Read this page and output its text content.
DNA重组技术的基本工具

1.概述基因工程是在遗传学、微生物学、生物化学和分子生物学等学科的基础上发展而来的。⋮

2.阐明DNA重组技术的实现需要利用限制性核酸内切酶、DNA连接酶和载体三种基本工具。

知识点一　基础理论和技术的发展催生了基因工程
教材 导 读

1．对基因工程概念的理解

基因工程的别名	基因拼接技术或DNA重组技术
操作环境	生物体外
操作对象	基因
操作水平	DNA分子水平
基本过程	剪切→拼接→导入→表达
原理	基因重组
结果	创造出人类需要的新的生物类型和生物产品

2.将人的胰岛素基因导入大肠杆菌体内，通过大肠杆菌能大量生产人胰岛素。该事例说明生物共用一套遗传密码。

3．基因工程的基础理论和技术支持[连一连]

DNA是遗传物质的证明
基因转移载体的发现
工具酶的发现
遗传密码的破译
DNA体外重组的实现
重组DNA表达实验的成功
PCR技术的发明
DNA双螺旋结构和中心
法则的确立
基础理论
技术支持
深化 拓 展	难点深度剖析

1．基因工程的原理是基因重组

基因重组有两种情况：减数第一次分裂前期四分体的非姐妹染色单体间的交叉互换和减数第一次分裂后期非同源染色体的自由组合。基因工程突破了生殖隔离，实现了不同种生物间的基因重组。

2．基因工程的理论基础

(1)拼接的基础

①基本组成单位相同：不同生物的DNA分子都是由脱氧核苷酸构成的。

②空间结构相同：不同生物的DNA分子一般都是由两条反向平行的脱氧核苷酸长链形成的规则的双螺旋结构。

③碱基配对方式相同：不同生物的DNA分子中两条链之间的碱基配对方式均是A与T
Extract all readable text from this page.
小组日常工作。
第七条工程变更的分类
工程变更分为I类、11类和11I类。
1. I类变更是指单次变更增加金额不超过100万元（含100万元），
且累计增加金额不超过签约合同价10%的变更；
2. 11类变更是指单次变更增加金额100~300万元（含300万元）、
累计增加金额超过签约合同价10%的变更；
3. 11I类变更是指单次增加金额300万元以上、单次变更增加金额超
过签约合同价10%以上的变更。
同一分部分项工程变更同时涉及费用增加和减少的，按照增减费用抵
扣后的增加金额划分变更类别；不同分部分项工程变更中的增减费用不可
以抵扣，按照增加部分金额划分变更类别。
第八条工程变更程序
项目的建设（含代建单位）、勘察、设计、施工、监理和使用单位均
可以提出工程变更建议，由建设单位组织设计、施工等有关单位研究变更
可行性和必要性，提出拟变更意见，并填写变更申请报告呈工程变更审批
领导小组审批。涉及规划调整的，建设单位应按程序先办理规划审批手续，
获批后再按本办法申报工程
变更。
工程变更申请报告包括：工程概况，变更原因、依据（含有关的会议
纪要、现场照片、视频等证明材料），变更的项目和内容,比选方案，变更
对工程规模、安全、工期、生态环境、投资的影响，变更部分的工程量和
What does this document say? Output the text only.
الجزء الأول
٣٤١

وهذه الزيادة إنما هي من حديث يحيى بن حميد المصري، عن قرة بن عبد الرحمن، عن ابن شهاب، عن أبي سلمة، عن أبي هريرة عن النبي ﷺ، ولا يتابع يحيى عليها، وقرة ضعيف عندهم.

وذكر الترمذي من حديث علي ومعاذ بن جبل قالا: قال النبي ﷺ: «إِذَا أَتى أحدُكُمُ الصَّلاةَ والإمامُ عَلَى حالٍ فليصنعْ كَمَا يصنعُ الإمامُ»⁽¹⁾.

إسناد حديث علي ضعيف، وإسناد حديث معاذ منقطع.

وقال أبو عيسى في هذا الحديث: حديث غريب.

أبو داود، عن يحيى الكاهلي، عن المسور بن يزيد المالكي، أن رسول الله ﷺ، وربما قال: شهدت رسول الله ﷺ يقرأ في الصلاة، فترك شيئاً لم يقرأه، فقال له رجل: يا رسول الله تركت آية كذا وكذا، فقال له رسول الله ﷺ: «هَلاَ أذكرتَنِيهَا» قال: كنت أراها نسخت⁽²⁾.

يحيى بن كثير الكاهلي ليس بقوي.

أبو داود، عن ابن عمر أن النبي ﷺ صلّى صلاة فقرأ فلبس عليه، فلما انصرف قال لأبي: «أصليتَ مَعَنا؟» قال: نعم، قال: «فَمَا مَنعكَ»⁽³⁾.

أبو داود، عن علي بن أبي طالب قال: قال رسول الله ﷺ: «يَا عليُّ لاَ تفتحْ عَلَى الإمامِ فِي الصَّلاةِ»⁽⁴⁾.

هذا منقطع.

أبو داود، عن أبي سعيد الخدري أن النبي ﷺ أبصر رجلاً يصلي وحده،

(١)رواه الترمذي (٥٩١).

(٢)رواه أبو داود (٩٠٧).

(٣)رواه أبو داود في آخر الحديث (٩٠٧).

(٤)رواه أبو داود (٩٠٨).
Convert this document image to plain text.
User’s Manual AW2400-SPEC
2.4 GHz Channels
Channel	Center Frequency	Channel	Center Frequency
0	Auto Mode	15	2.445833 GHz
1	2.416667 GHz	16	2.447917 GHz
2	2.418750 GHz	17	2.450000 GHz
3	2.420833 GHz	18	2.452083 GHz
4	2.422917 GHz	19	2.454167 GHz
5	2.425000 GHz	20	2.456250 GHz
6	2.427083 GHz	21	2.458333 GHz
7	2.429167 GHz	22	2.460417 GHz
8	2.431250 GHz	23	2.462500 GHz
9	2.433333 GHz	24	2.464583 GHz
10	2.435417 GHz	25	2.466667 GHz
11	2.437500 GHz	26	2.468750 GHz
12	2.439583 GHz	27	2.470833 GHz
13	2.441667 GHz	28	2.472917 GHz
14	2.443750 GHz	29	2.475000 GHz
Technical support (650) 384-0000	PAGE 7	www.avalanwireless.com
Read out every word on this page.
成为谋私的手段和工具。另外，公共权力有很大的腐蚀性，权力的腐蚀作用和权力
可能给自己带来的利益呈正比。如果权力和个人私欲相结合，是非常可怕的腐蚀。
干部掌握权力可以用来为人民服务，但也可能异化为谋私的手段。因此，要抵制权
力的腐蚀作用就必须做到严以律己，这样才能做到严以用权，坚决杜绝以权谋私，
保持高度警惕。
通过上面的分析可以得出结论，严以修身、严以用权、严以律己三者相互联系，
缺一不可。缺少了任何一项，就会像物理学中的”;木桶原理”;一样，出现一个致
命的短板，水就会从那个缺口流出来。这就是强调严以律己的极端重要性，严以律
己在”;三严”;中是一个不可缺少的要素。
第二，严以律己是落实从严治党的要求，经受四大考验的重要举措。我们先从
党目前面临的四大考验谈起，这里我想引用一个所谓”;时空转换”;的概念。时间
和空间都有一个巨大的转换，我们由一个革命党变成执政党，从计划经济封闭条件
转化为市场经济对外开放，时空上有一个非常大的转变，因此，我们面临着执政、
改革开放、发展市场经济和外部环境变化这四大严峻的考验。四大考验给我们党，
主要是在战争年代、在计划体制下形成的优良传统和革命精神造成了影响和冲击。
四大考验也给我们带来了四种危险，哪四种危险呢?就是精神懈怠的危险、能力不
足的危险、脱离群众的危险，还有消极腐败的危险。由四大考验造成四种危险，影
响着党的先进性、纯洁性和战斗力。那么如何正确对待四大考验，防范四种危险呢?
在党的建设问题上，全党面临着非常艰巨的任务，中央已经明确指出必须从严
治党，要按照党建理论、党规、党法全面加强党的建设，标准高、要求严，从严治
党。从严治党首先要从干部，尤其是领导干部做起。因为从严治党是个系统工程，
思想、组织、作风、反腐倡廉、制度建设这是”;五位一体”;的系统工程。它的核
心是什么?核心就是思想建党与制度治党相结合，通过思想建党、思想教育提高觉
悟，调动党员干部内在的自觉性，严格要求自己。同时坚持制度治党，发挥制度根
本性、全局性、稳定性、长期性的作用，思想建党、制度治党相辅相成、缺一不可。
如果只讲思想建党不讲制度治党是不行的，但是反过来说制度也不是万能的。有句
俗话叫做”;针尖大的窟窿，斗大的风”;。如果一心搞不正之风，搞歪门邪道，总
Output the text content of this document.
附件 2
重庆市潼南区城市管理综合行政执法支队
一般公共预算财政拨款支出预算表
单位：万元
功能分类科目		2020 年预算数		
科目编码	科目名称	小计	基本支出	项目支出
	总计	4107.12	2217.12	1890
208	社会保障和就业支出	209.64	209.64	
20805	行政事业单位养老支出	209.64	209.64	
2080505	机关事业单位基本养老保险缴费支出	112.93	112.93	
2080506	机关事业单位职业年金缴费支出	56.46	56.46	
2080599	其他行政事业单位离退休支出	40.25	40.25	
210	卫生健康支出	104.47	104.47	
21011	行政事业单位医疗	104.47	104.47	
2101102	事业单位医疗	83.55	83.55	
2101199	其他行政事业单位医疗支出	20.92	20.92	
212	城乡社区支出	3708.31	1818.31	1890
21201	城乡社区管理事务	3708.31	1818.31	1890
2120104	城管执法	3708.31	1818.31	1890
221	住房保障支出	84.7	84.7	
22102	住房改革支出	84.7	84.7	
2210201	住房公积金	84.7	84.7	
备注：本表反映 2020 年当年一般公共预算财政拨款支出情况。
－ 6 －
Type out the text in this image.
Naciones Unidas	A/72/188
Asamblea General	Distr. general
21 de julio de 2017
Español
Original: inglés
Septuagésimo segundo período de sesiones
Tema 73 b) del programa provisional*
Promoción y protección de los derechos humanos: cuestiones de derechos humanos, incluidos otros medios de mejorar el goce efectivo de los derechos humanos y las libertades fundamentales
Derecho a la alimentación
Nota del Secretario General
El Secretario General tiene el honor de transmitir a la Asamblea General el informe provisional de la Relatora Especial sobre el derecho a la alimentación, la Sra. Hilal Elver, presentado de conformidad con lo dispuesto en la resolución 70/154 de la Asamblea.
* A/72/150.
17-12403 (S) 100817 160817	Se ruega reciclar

**DIRECTIVE**
Pick out, from the lines above, every one that contains the string "content".

**THE COMPLETED TASK**
Read this page and output its text content.
Output the text content of this document.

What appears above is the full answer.